__Work required__
Write only the number of lines in the records beneath that hold "Сварное".

%%

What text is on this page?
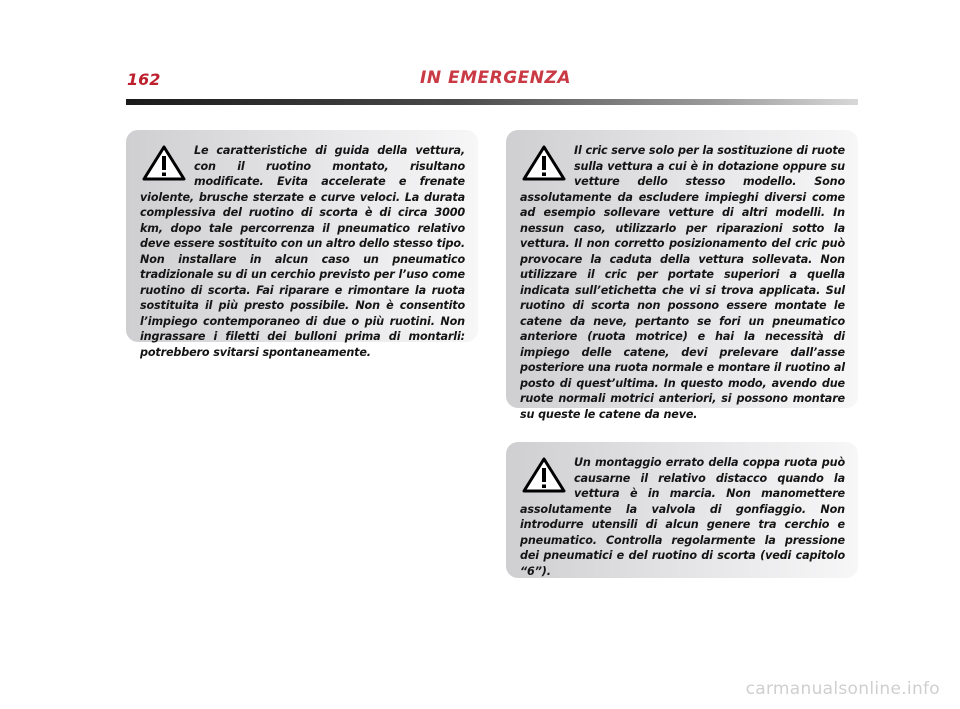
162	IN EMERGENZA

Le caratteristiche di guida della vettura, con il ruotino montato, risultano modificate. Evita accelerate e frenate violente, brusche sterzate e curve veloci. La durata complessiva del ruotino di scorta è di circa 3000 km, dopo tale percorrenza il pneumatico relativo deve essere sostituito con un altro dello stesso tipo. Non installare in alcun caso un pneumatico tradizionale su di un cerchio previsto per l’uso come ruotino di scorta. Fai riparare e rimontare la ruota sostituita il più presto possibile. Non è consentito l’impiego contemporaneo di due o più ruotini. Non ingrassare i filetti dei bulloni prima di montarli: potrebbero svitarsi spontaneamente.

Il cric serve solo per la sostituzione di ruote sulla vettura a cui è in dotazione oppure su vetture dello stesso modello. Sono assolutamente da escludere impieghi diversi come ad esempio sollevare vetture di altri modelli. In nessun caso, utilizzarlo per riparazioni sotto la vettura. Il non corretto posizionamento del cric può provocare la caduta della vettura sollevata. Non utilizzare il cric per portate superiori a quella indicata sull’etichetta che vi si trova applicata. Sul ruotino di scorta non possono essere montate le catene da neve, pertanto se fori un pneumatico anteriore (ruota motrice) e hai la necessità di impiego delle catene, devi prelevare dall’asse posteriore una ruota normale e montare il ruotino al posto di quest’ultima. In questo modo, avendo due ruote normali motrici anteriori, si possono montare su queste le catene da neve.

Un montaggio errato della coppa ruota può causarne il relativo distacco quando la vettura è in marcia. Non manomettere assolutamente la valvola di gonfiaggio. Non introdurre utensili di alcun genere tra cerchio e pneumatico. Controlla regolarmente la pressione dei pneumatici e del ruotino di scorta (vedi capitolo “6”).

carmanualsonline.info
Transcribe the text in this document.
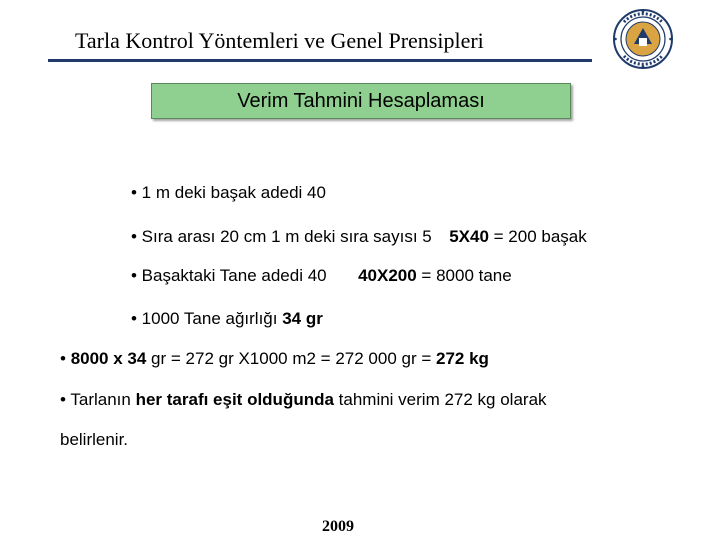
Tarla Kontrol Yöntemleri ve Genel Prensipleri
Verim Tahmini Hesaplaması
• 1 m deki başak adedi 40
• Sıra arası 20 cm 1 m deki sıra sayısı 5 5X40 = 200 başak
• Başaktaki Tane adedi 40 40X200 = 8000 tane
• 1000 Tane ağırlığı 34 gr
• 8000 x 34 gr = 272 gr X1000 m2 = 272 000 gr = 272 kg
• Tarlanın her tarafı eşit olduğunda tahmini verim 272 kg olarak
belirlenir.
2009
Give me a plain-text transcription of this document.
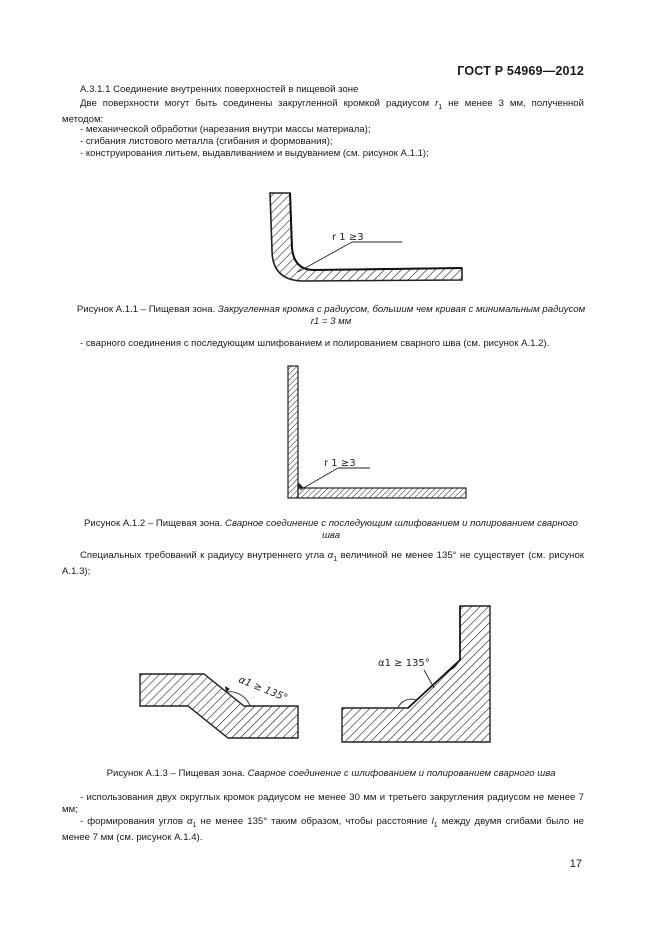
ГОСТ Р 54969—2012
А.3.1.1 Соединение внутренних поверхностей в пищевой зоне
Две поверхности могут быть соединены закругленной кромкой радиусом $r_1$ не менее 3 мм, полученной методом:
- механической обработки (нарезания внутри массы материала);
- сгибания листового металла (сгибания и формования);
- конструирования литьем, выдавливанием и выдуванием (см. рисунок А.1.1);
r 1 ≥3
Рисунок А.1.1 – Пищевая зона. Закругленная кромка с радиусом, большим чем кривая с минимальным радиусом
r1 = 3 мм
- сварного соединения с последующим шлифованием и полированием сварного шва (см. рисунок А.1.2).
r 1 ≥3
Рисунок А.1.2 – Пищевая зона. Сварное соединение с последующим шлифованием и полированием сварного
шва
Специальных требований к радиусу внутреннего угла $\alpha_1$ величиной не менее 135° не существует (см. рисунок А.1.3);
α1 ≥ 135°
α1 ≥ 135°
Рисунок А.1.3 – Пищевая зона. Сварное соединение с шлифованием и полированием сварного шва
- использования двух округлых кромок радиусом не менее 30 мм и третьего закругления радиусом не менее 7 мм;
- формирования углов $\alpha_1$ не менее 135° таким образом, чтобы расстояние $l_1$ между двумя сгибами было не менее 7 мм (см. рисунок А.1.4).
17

%%

__Correct response__
2